> **TEXTE FOURNI**
####

15 décembre 2015

[Lettre à Nos Frères Prêtres - FSSPX] Quelques principes

SOURCE - Lettre à Nos Frères Prêtres - Lettre trimestrielle de liaison de la Fraternité Saint-Pie X avec le clergé de France - n°68 - décembre 2015

« L’état de nécessité »
L’état de nécessité, c’est le fait de manquer de quelque chose. Par exemple, je dois me rendre, pour un rendez-vous urgent, de Paris à Chartres. Les horaires de train ne conviennent pas, et je ne possède pas d’automobile. Je suis alors dans un certain état de nécessité. Mon voisin possède une voiture, il ne l’utilise pas ce jour-là, mais il refuse de me la prêter ou de me la louer. Puis-je lui prendre sa voiture contre son gré, en considérant que je suis dans la nécessité, et qu’antérieurement à la propriété privée, les biens terrestres ont été donnés pour l’utilité de tous les hommes?

Les cas d’état de nécessité étant nombreux, si tous suspendaient la propriété privée, cela ferait disparaître cette dernière, avec tous ses bienfaits pour le bien commun. Les théologiens ont donc précisé cette notion. Ils nous disent que seul le cas d’extrême nécessité, c’est-à-dire le péril de mort imminent, permet de se servir des biens du prochain, autant qu’il est nécessaire pour sauver sa vie ou celle de son prochain (par exemple, une mère pour son enfant). En ce cas précis, les biens terrestres retrouvent exceptionnellement leur statut primitif, afin de servir à tout homme.
Qui définit l’état d’extrême nécessité ?

####

> **DONNÉES FOURNIES**
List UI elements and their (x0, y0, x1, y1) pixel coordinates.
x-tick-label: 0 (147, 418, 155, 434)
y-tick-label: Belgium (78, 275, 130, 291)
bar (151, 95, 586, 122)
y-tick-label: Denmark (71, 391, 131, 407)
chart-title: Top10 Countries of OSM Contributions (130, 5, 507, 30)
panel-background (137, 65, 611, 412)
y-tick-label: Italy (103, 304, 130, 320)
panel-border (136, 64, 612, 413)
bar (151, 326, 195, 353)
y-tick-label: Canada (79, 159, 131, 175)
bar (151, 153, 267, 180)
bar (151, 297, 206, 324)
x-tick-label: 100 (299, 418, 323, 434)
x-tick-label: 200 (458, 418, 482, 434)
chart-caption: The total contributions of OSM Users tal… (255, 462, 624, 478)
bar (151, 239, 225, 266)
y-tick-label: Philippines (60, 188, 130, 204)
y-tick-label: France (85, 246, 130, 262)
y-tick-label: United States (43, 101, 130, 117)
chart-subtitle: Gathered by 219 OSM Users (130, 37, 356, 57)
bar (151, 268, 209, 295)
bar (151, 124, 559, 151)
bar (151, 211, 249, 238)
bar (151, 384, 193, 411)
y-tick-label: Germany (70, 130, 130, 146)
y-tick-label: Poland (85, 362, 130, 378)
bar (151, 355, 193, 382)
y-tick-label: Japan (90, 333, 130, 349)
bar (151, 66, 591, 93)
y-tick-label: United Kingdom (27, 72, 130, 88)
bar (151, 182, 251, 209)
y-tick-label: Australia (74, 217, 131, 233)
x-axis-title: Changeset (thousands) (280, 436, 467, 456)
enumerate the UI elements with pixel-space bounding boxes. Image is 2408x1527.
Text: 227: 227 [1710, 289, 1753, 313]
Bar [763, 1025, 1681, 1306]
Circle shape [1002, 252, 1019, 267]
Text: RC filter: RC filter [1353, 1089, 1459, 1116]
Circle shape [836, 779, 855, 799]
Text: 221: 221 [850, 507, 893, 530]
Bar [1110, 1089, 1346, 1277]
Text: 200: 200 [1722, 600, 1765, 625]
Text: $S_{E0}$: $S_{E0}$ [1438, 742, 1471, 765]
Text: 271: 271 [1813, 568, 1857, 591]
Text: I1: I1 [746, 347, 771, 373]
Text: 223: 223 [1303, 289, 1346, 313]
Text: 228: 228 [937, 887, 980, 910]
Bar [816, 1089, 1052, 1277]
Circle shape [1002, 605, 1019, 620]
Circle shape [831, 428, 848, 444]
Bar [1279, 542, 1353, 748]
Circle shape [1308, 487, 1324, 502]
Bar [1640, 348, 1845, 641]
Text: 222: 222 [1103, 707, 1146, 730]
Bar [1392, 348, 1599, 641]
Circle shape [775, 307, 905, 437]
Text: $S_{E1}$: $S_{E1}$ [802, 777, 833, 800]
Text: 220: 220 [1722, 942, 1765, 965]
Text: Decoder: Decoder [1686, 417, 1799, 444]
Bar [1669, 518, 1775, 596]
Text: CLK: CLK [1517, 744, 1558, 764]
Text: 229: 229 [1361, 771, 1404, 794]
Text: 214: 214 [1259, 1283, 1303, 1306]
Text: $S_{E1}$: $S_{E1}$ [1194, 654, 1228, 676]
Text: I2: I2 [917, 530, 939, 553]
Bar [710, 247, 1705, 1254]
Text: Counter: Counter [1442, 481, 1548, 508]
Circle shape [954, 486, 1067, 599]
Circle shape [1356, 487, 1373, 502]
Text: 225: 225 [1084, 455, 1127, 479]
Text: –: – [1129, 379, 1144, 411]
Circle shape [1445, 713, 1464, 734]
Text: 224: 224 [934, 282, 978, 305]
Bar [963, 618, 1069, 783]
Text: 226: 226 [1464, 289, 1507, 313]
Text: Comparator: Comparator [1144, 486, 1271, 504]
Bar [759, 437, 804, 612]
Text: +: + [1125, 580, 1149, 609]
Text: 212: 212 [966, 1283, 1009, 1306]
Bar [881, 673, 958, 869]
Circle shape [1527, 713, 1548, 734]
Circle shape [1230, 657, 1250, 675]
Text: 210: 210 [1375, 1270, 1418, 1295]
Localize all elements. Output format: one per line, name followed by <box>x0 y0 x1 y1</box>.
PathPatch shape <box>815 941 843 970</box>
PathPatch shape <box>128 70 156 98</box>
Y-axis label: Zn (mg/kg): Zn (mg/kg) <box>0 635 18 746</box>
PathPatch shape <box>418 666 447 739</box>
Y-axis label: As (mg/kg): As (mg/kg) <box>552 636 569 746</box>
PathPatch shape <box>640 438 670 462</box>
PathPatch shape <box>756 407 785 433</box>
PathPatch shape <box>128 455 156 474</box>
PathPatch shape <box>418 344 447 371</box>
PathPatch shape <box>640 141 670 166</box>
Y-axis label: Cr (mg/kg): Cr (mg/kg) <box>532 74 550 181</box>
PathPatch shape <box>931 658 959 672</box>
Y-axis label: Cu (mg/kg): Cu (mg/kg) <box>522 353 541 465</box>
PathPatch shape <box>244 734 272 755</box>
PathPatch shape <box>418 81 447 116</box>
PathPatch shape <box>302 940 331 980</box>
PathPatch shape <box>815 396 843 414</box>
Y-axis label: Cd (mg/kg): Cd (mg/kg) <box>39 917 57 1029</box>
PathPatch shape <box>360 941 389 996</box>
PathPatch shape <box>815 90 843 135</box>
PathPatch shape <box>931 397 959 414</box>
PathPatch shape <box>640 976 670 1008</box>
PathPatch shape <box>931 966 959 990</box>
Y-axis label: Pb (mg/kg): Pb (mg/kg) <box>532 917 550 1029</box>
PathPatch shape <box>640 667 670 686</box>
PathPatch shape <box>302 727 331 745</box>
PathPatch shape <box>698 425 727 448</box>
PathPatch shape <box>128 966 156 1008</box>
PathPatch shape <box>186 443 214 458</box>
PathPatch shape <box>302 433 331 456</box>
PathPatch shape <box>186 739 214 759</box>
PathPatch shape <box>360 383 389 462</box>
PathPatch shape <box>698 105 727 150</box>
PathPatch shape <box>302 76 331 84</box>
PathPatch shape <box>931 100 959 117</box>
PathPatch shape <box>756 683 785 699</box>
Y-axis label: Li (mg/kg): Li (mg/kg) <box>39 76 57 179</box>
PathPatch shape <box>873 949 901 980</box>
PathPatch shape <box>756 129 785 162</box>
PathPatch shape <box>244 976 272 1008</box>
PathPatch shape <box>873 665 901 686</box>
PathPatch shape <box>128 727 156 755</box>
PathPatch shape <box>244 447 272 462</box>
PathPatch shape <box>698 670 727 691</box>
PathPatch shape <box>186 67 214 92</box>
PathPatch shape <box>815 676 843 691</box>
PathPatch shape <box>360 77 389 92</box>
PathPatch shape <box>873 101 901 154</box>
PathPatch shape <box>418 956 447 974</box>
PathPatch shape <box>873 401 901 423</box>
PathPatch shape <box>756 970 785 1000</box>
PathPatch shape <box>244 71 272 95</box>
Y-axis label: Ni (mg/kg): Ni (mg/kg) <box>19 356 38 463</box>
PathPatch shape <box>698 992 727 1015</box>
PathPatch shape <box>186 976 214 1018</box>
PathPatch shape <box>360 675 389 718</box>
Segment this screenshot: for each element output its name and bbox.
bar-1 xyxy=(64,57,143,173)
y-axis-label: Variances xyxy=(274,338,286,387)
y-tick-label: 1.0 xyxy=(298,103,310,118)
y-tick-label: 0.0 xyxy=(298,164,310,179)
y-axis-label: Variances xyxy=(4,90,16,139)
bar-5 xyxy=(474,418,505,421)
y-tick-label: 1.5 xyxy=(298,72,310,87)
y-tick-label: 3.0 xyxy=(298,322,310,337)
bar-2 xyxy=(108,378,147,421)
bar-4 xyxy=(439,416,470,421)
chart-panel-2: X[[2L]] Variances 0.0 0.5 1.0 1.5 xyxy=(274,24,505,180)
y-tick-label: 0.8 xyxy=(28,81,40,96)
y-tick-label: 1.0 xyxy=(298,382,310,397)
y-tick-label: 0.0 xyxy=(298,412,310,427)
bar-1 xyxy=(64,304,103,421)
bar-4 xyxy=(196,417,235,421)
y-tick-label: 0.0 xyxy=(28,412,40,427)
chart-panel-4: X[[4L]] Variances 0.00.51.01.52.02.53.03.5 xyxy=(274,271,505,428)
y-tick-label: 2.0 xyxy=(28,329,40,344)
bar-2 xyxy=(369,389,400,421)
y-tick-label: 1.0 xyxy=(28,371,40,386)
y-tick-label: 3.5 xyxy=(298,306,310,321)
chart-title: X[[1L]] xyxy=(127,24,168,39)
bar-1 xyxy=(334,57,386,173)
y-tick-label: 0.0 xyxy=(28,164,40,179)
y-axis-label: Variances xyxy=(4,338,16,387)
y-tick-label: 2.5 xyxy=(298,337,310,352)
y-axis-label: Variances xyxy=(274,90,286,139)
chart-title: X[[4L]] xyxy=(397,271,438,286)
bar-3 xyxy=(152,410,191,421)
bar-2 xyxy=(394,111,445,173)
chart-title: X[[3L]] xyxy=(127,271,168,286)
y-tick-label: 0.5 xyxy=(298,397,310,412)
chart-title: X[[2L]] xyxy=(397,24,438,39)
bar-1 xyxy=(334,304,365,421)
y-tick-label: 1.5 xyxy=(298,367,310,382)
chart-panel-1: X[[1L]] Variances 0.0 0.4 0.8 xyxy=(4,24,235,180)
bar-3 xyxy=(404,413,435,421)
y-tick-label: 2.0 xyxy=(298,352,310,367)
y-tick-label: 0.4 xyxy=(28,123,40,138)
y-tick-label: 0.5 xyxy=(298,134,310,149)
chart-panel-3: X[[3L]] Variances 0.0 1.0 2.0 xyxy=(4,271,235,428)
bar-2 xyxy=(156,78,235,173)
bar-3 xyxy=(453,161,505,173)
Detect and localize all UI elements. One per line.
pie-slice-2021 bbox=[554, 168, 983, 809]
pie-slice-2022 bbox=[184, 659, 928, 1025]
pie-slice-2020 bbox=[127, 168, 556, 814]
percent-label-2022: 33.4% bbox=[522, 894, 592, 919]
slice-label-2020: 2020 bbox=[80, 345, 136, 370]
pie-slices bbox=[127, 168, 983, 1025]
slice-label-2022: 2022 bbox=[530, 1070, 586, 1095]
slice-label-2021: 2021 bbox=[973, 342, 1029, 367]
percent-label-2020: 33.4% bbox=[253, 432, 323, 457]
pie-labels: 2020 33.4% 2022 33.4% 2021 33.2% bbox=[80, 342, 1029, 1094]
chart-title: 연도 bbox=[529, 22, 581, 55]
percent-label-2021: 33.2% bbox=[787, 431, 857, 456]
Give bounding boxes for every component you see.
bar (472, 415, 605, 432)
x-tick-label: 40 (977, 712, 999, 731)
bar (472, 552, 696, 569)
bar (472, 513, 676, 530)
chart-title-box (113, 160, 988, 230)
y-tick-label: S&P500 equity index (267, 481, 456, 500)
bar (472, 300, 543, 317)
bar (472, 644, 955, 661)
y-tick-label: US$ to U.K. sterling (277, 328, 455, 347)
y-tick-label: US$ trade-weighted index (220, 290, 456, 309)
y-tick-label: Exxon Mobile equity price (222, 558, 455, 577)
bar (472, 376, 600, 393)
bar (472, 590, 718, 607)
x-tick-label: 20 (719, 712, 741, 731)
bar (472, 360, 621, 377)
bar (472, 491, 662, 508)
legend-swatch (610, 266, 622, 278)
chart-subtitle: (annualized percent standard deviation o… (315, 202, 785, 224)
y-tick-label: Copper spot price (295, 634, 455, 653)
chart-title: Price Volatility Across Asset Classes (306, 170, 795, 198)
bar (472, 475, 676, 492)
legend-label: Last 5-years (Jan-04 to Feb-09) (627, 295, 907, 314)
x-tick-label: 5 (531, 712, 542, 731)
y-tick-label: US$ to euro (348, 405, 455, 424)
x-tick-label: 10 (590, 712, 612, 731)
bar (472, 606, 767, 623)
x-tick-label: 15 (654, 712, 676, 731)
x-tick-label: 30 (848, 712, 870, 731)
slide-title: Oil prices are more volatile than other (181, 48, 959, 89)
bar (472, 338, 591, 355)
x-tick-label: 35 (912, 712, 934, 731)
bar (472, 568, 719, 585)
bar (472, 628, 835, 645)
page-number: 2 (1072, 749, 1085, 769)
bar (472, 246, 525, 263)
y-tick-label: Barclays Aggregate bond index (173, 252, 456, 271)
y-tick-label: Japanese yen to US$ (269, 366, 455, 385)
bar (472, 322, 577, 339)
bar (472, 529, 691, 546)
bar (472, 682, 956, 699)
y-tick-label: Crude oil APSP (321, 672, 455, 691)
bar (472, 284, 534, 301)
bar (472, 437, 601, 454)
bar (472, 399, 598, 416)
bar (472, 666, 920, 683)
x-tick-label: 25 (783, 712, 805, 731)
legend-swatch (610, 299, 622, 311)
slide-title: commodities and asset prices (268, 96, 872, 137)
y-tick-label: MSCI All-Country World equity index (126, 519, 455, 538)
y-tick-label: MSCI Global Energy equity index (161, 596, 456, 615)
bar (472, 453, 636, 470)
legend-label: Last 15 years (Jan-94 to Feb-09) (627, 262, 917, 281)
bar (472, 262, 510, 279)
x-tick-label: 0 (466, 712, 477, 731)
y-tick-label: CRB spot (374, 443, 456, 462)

####

> **CE QU'IL FAUT FAIRE**
Indiquez, d'après le texte sur l'état de nécessité, le seul cas qui, selon les théologiens, permet de se servir des biens du prochain.

> **RÉPONSE**
Le cas d'extrême nécessité, c'est-à-dire le péril de mort imminent.